> **Exercise instructions**
Write out the listing below without alteration, omitting its pictures.

########

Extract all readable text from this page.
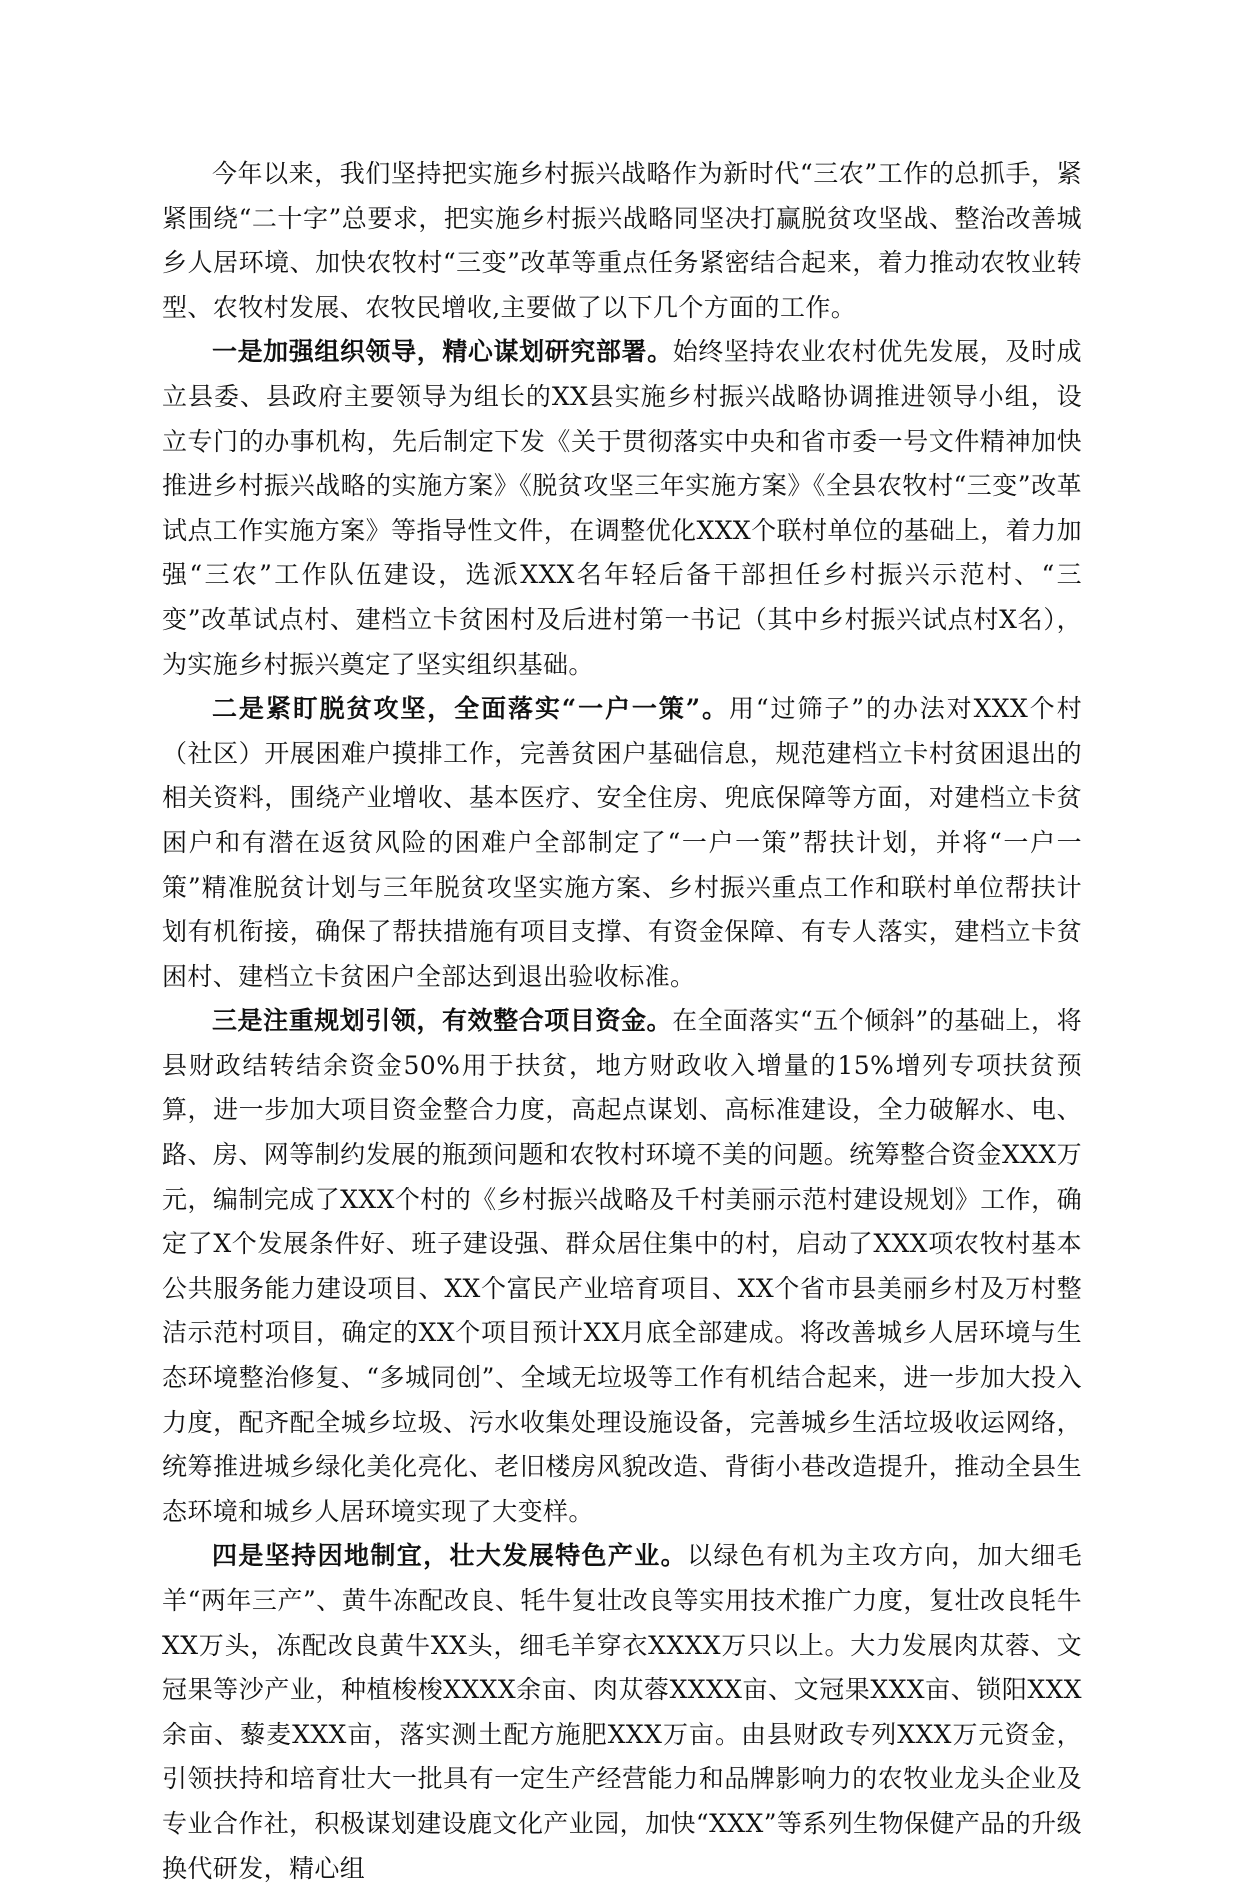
今年以来，我们坚持把实施乡村振兴战略作为新时代“三农”工作的总抓手，紧紧围绕“二十字”总要求，把实施乡村振兴战略同坚决打赢脱贫攻坚战、整治改善城乡人居环境、加快农牧村“三变”改革等重点任务紧密结合起来，着力推动农牧业转型、农牧村发展、农牧民增收,主要做了以下几个方面的工作。

一是加强组织领导，精心谋划研究部署。始终坚持农业农村优先发展，及时成立县委、县政府主要领导为组长的XX县实施乡村振兴战略协调推进领导小组，设立专门的办事机构，先后制定下发《关于贯彻落实中央和省市委一号文件精神加快推进乡村振兴战略的实施方案》《脱贫攻坚三年实施方案》《全县农牧村“三变”改革试点工作实施方案》等指导性文件，在调整优化XXX个联村单位的基础上，着力加强“三农”工作队伍建设，选派XXX名年轻后备干部担任乡村振兴示范村、“三变”改革试点村、建档立卡贫困村及后进村第一书记（其中乡村振兴试点村X名），为实施乡村振兴奠定了坚实组织基础。

二是紧盯脱贫攻坚，全面落实“一户一策”。用“过筛子”的办法对XXX个村（社区）开展困难户摸排工作，完善贫困户基础信息，规范建档立卡村贫困退出的相关资料，围绕产业增收、基本医疗、安全住房、兜底保障等方面，对建档立卡贫困户和有潜在返贫风险的困难户全部制定了“一户一策”帮扶计划，并将“一户一策”精准脱贫计划与三年脱贫攻坚实施方案、乡村振兴重点工作和联村单位帮扶计划有机衔接，确保了帮扶措施有项目支撑、有资金保障、有专人落实，建档立卡贫困村、建档立卡贫困户全部达到退出验收标准。

三是注重规划引领，有效整合项目资金。在全面落实“五个倾斜”的基础上，将县财政结转结余资金50%用于扶贫，地方财政收入增量的15%增列专项扶贫预算，进一步加大项目资金整合力度，高起点谋划、高标准建设，全力破解水、电、路、房、网等制约发展的瓶颈问题和农牧村环境不美的问题。统筹整合资金XXX万元，编制完成了XXX个村的《乡村振兴战略及千村美丽示范村建设规划》工作，确定了X个发展条件好、班子建设强、群众居住集中的村，启动了XXX项农牧村基本公共服务能力建设项目、XX个富民产业培育项目、XX个省市县美丽乡村及万村整洁示范村项目，确定的XX个项目预计XX月底全部建成。将改善城乡人居环境与生态环境整治修复、“多城同创”、全域无垃圾等工作有机结合起来，进一步加大投入力度，配齐配全城乡垃圾、污水收集处理设施设备，完善城乡生活垃圾收运网络，统筹推进城乡绿化美化亮化、老旧楼房风貌改造、背街小巷改造提升，推动全县生态环境和城乡人居环境实现了大变样。

四是坚持因地制宜，壮大发展特色产业。以绿色有机为主攻方向，加大细毛羊“两年三产”、黄牛冻配改良、牦牛复壮改良等实用技术推广力度，复壮改良牦牛XX万头，冻配改良黄牛XX头，细毛羊穿衣XXXX万只以上。大力发展肉苁蓉、文冠果等沙产业，种植梭梭XXXX余亩、肉苁蓉XXXX亩、文冠果XXX亩、锁阳XXX余亩、藜麦XXX亩，落实测土配方施肥XXX万亩。由县财政专列XXX万元资金，引领扶持和培育壮大一批具有一定生产经营能力和品牌影响力的农牧业龙头企业及专业合作社，积极谋划建设鹿文化产业园，加快“XXX”等系列生物保健产品的升级换代研发，精心组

########

> **Exercise answer**
Extract all readable text from this page.
今年以来，我们坚持把实施乡村振兴战略作为新时代“三农”工作的总抓手，紧紧围绕“二十字”总要求，把实施乡村振兴战略同坚决打赢脱贫攻坚战、整治改善城乡人居环境、加快农牧村“三变”改革等重点任务紧密结合起来，着力推动农牧业转型、农牧村发展、农牧民增收,主要做了以下几个方面的工作。

一是加强组织领导，精心谋划研究部署。始终坚持农业农村优先发展，及时成立县委、县政府主要领导为组长的XX县实施乡村振兴战略协调推进领导小组，设立专门的办事机构，先后制定下发《关于贯彻落实中央和省市委一号文件精神加快推进乡村振兴战略的实施方案》《脱贫攻坚三年实施方案》《全县农牧村“三变”改革试点工作实施方案》等指导性文件，在调整优化XXX个联村单位的基础上，着力加强“三农”工作队伍建设，选派XXX名年轻后备干部担任乡村振兴示范村、“三变”改革试点村、建档立卡贫困村及后进村第一书记（其中乡村振兴试点村X名），为实施乡村振兴奠定了坚实组织基础。

二是紧盯脱贫攻坚，全面落实“一户一策”。用“过筛子”的办法对XXX个村（社区）开展困难户摸排工作，完善贫困户基础信息，规范建档立卡村贫困退出的相关资料，围绕产业增收、基本医疗、安全住房、兜底保障等方面，对建档立卡贫困户和有潜在返贫风险的困难户全部制定了“一户一策”帮扶计划，并将“一户一策”精准脱贫计划与三年脱贫攻坚实施方案、乡村振兴重点工作和联村单位帮扶计划有机衔接，确保了帮扶措施有项目支撑、有资金保障、有专人落实，建档立卡贫困村、建档立卡贫困户全部达到退出验收标准。

三是注重规划引领，有效整合项目资金。在全面落实“五个倾斜”的基础上，将县财政结转结余资金50%用于扶贫，地方财政收入增量的15%增列专项扶贫预算，进一步加大项目资金整合力度，高起点谋划、高标准建设，全力破解水、电、路、房、网等制约发展的瓶颈问题和农牧村环境不美的问题。统筹整合资金XXX万元，编制完成了XXX个村的《乡村振兴战略及千村美丽示范村建设规划》工作，确定了X个发展条件好、班子建设强、群众居住集中的村，启动了XXX项农牧村基本公共服务能力建设项目、XX个富民产业培育项目、XX个省市县美丽乡村及万村整洁示范村项目，确定的XX个项目预计XX月底全部建成。将改善城乡人居环境与生态环境整治修复、“多城同创”、全域无垃圾等工作有机结合起来，进一步加大投入力度，配齐配全城乡垃圾、污水收集处理设施设备，完善城乡生活垃圾收运网络，统筹推进城乡绿化美化亮化、老旧楼房风貌改造、背街小巷改造提升，推动全县生态环境和城乡人居环境实现了大变样。

四是坚持因地制宜，壮大发展特色产业。以绿色有机为主攻方向，加大细毛羊“两年三产”、黄牛冻配改良、牦牛复壮改良等实用技术推广力度，复壮改良牦牛XX万头，冻配改良黄牛XX头，细毛羊穿衣XXXX万只以上。大力发展肉苁蓉、文冠果等沙产业，种植梭梭XXXX余亩、肉苁蓉XXXX亩、文冠果XXX亩、锁阳XXX余亩、藜麦XXX亩，落实测土配方施肥XXX万亩。由县财政专列XXX万元资金，引领扶持和培育壮大一批具有一定生产经营能力和品牌影响力的农牧业龙头企业及专业合作社，积极谋划建设鹿文化产业园，加快“XXX”等系列生物保健产品的升级换代研发，精心组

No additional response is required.